Problem to solve
Pull out each line of the records holding the string "here".

Stored entries

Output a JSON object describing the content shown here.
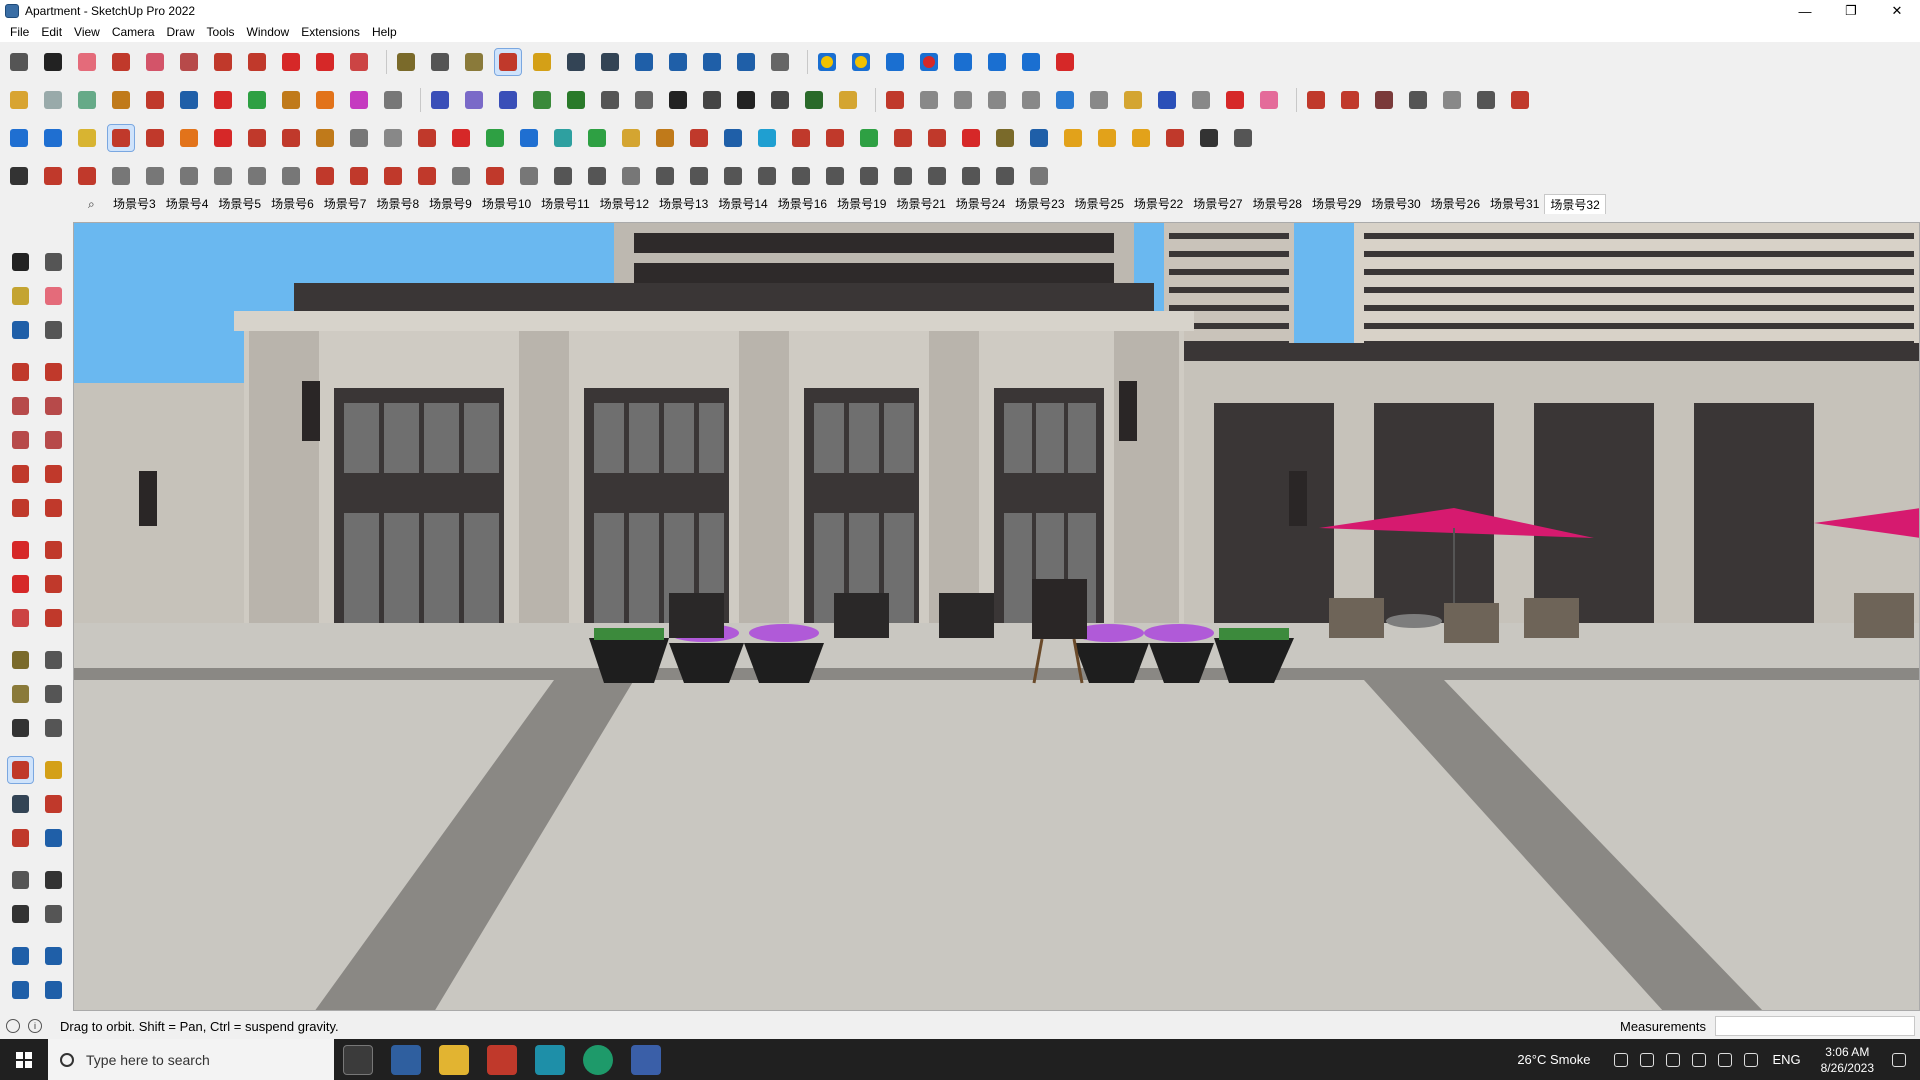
{
  "window": {
    "title": "Apartment - SketchUp Pro 2022",
    "minimize_glyph": "—",
    "restore_glyph": "❐",
    "close_glyph": "✕"
  },
  "menu": [
    "File",
    "Edit",
    "View",
    "Camera",
    "Draw",
    "Tools",
    "Window",
    "Extensions",
    "Help"
  ],
  "scene_tabs": [
    "场景号3",
    "场景号4",
    "场景号5",
    "场景号6",
    "场景号7",
    "场景号8",
    "场景号9",
    "场景号10",
    "场景号11",
    "场景号12",
    "场景号13",
    "场景号14",
    "场景号16",
    "场景号19",
    "场景号21",
    "场景号24",
    "场景号23",
    "场景号25",
    "场景号22",
    "场景号27",
    "场景号28",
    "场景号29",
    "场景号30",
    "场景号26",
    "场景号31",
    "场景号32"
  ],
  "active_scene": "场景号32",
  "status": {
    "hint": "Drag to orbit. Shift = Pan, Ctrl = suspend gravity.",
    "measurements_label": "Measurements",
    "info_glyph": "i"
  },
  "taskbar": {
    "search_placeholder": "Type here to search",
    "weather": "26°C  Smoke",
    "language": "ENG",
    "time": "3:06 AM",
    "date": "8/26/2023"
  },
  "colors": {
    "sky": "#6ab8f0",
    "facade": "#cfcbc3",
    "facade_dark": "#3a3636",
    "ground": "#c9c7c1",
    "umbrella": "#d61a6f",
    "planter_plants": "#b05ad8"
  }
}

Task result
Output a JSON object describing the content shown here.
    "search_placeholder": "Type here to search",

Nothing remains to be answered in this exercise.